Written exercise:
A line counts if it contains the word "text" at least once. State how many such lines the records contain, giving the number alone.

Supplied information:
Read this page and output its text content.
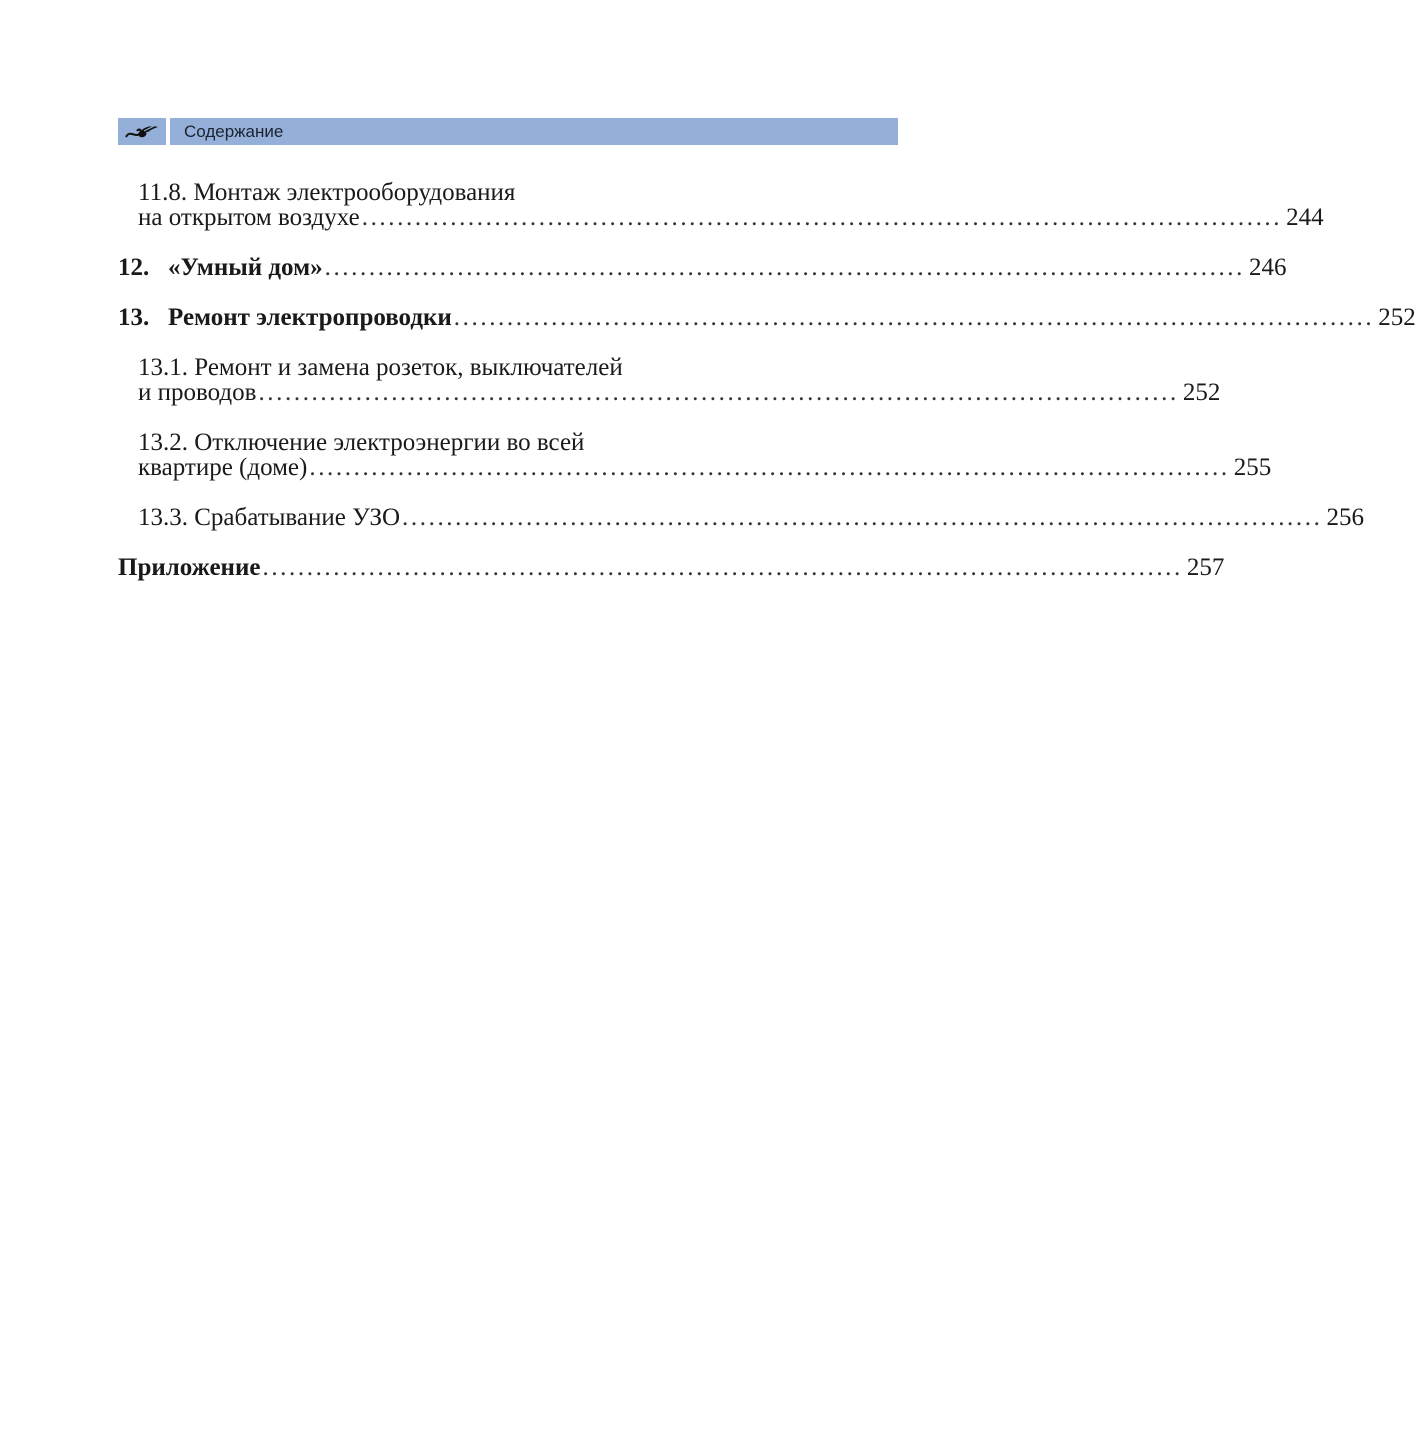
Содержание
11.8. Монтаж электрооборудования
на открытом воздухе ........................................................................................................ 244
12. «Умный дом» ........................................................................................................ 246
13. Ремонт электропроводки ........................................................................................................ 252
13.1. Ремонт и замена розеток, выключателей
и проводов ........................................................................................................ 252
13.2. Отключение электроэнергии во всей
квартире (доме) ........................................................................................................ 255
13.3. Срабатывание УЗО ........................................................................................................ 256
Приложение ........................................................................................................ 257
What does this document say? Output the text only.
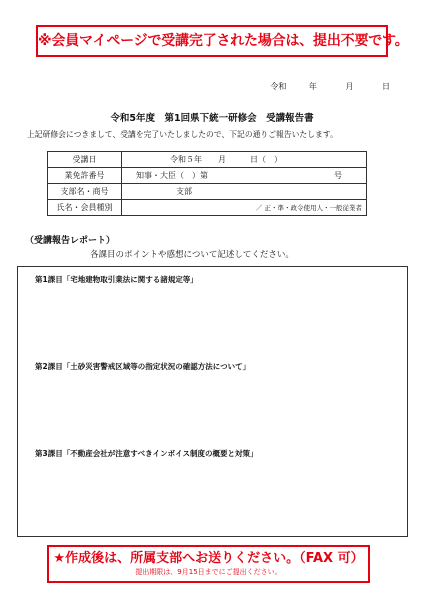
※会員マイページで受講完了された場合は、提出不要です。
令和	年	月	日
令和5年度　第1回県下統一研修会　受講報告書
上記研修会につきまして、受講を完了いたしましたので、下記の通りご報告いたします。
受講日	令和５年　　月　　　日（　）
業免許番号	知事・大臣（　）第 号

支部名・商号	支部
氏名・会員種別	／ 正・準・政令使用人・一般従業者
（受講報告レポート）
各課目のポイントや感想について記述してください。
第1課目「宅地建物取引業法に関する諸規定等」
第2課目「土砂災害警戒区域等の指定状況の確認方法について」
第3課目「不動産会社が注意すべきインボイス制度の概要と対策」
★作成後は、所属支部へお送りください。（FAX 可）
提出期限は、9月15日までにご提出ください。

Final result:
2